** Start of Records supplied **

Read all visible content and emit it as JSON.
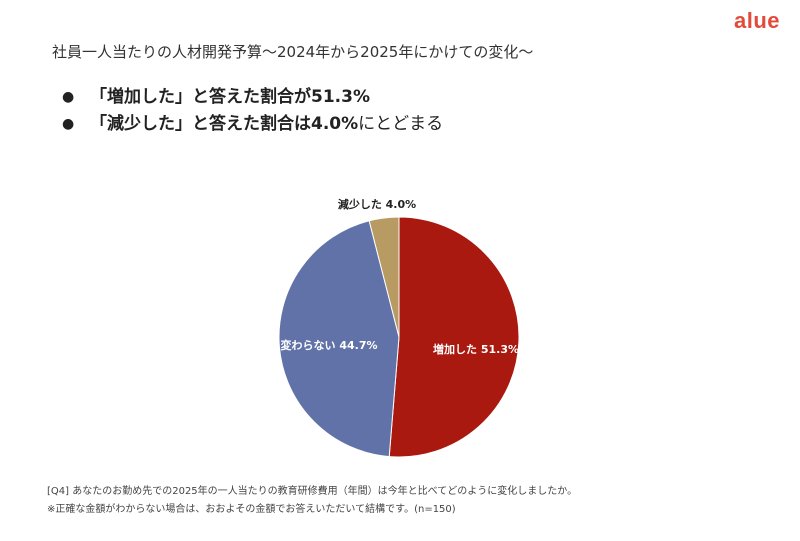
{
  "brand": {
    "logo_text": "alue",
    "accent": "#e34a3a"
  },
  "header": {
    "title": "社員一人当たりの人材開発予算～2024年から2025年にかけての変化～"
  },
  "bullets": [
    {
      "bold": "「増加した」と答えた割合が51.3%",
      "normal": ""
    },
    {
      "bold": "「減少した」と答えた割合は4.0%",
      "normal": "にとどまる"
    }
  ],
  "chart_data": {
    "type": "pie",
    "slices": [
      {
        "label": "増加した",
        "value": 51.3,
        "display": "増加した 51.3%",
        "color": "#a9190f"
      },
      {
        "label": "変わらない",
        "value": 44.7,
        "display": "変わらない 44.7%",
        "color": "#6172a8"
      },
      {
        "label": "減少した",
        "value": 4.0,
        "display": "減少した 4.0%",
        "color": "#b79b62"
      }
    ]
  },
  "footnotes": [
    "[Q4] あなたのお勤め先での2025年の一人当たりの教育研修費用（年間）は今年と比べてどのように変化しましたか。",
    "※正確な金額がわからない場合は、おおよその金額でお答えいただいて結構です。(n=150)"
  ]
}
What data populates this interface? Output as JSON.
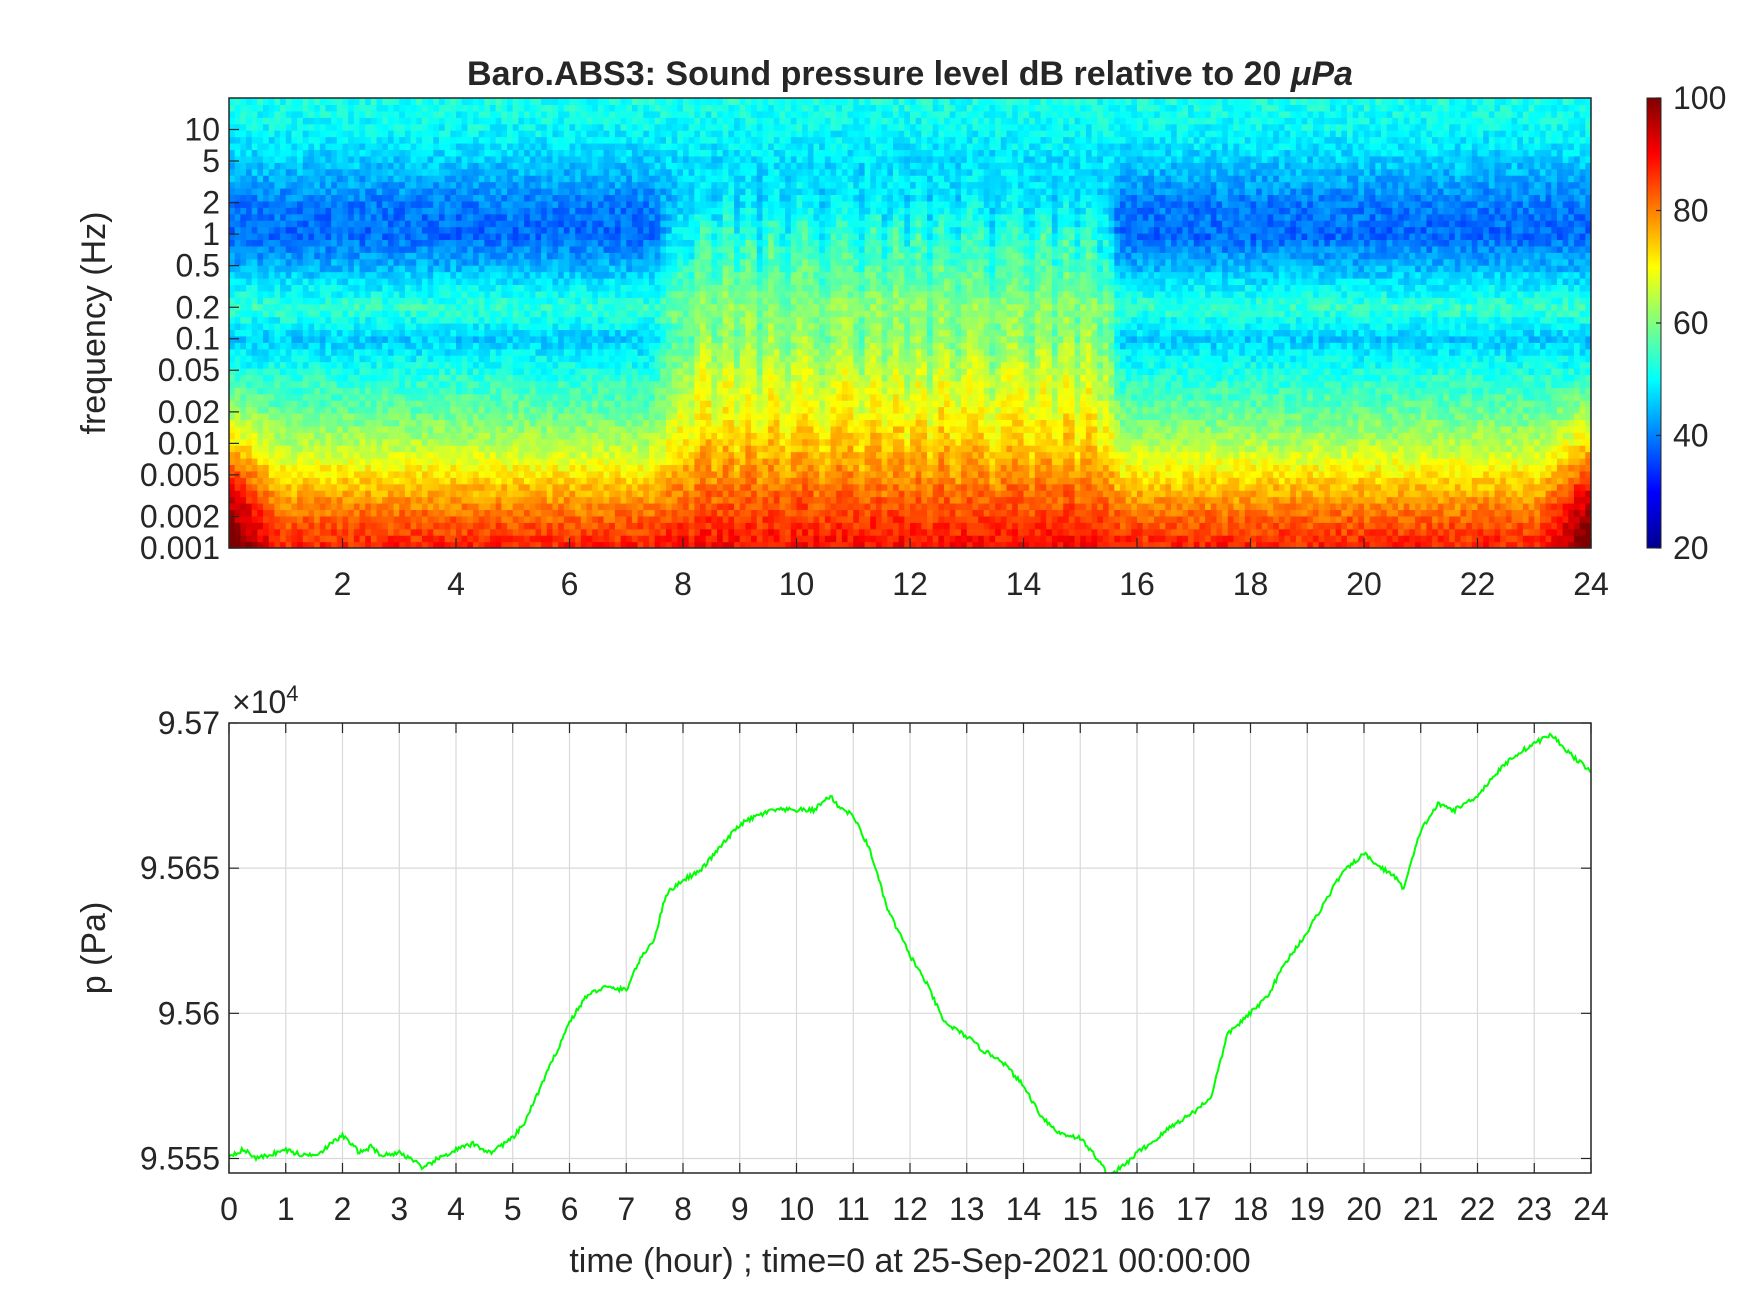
{
  "chart_data": [
    {
      "type": "heatmap",
      "title": "Baro.ABS3: Sound pressure level dB relative to 20",
      "title_unit": "μPa",
      "xlabel": "",
      "ylabel": "frequency (Hz)",
      "y_scale": "log",
      "xlim": [
        0,
        24
      ],
      "ylim": [
        0.001,
        20
      ],
      "x_ticks": [
        2,
        4,
        6,
        8,
        10,
        12,
        14,
        16,
        18,
        20,
        22,
        24
      ],
      "x_tick_labels": [
        "2",
        "4",
        "6",
        "8",
        "10",
        "12",
        "14",
        "16",
        "18",
        "20",
        "22",
        "24"
      ],
      "y_ticks": [
        0.001,
        0.002,
        0.005,
        0.01,
        0.02,
        0.05,
        0.1,
        0.2,
        0.5,
        1,
        2,
        5,
        10
      ],
      "y_tick_labels": [
        "0.001",
        "0.002",
        "0.005",
        "0.01",
        "0.02",
        "0.05",
        "0.1",
        "0.2",
        "0.5",
        "1",
        "2",
        "5",
        "10"
      ],
      "colormap": "jet",
      "colorbar": {
        "range": [
          20,
          100
        ],
        "ticks": [
          20,
          40,
          60,
          80,
          100
        ],
        "tick_labels": [
          "20",
          "40",
          "60",
          "80",
          "100"
        ]
      },
      "level_profile": {
        "description_freq_hz": [
          0.001,
          0.002,
          0.005,
          0.01,
          0.02,
          0.05,
          0.1,
          0.2,
          0.5,
          1,
          2,
          5,
          10,
          20
        ],
        "quiet_db": [
          88,
          82,
          72,
          64,
          58,
          52,
          46,
          54,
          44,
          38,
          40,
          46,
          50,
          52
        ],
        "active_db": [
          90,
          86,
          80,
          76,
          72,
          68,
          64,
          62,
          58,
          56,
          50,
          48,
          50,
          52
        ],
        "active_hours": [
          8,
          15.5
        ]
      }
    },
    {
      "type": "line",
      "xlabel": "time (hour) ; time=0 at 25-Sep-2021 00:00:00",
      "ylabel": "p (Pa)",
      "y_exponent_label": "×10",
      "y_exponent": "4",
      "xlim": [
        0,
        24
      ],
      "ylim": [
        95545,
        95700
      ],
      "grid": true,
      "x_ticks": [
        0,
        1,
        2,
        3,
        4,
        5,
        6,
        7,
        8,
        9,
        10,
        11,
        12,
        13,
        14,
        15,
        16,
        17,
        18,
        19,
        20,
        21,
        22,
        23,
        24
      ],
      "x_tick_labels": [
        "0",
        "1",
        "2",
        "3",
        "4",
        "5",
        "6",
        "7",
        "8",
        "9",
        "10",
        "11",
        "12",
        "13",
        "14",
        "15",
        "16",
        "17",
        "18",
        "19",
        "20",
        "21",
        "22",
        "23",
        "24"
      ],
      "y_ticks": [
        95550,
        95600,
        95650,
        95700
      ],
      "y_tick_labels": [
        "9.555",
        "9.56",
        "9.565",
        "9.57"
      ],
      "color": "#00ff00",
      "series": [
        {
          "x": [
            0,
            0.25,
            0.5,
            1,
            1.3,
            1.6,
            1.8,
            2,
            2.3,
            2.5,
            2.7,
            3,
            3.3,
            3.4,
            3.6,
            4,
            4.3,
            4.6,
            5,
            5.2,
            5.5,
            5.8,
            6,
            6.3,
            6.6,
            7,
            7.2,
            7.5,
            7.7,
            8,
            8.3,
            8.6,
            9,
            9.3,
            9.6,
            10,
            10.3,
            10.6,
            10.7,
            11,
            11.3,
            11.6,
            12,
            12.3,
            12.6,
            13,
            13.3,
            13.6,
            14,
            14.3,
            14.6,
            15,
            15.3,
            15.5,
            15.8,
            16,
            16.3,
            16.6,
            17,
            17.3,
            17.6,
            18,
            18.3,
            18.6,
            19,
            19.3,
            19.6,
            20,
            20.3,
            20.5,
            20.7,
            21,
            21.3,
            21.6,
            22,
            22.3,
            22.6,
            23,
            23.3,
            23.6,
            24
          ],
          "y": [
            95551,
            95553,
            95550,
            95553,
            95551,
            95552,
            95555,
            95558,
            95552,
            95554,
            95551,
            95552,
            95549,
            95546,
            95549,
            95553,
            95555,
            95552,
            95557,
            95562,
            95575,
            95588,
            95597,
            95606,
            95609,
            95608,
            95617,
            95626,
            95641,
            95646,
            95649,
            95656,
            95665,
            95668,
            95670,
            95670,
            95670,
            95675,
            95672,
            95668,
            95656,
            95636,
            95620,
            95610,
            95597,
            95592,
            95587,
            95584,
            95575,
            95565,
            95559,
            95557,
            95550,
            95544,
            95548,
            95552,
            95556,
            95561,
            95566,
            95571,
            95593,
            95600,
            95606,
            95617,
            95628,
            95638,
            95648,
            95655,
            95650,
            95648,
            95643,
            95663,
            95672,
            95670,
            95675,
            95682,
            95688,
            95693,
            95696,
            95690,
            95683
          ]
        }
      ]
    }
  ]
}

** End of Records supplied **

Using the material above, report each line where "増加した" occurs.

Correct output.
      "bold": "「増加した」と答えた割合が51.3%",
        "label": "増加した",
        "display": "増加した 51.3%",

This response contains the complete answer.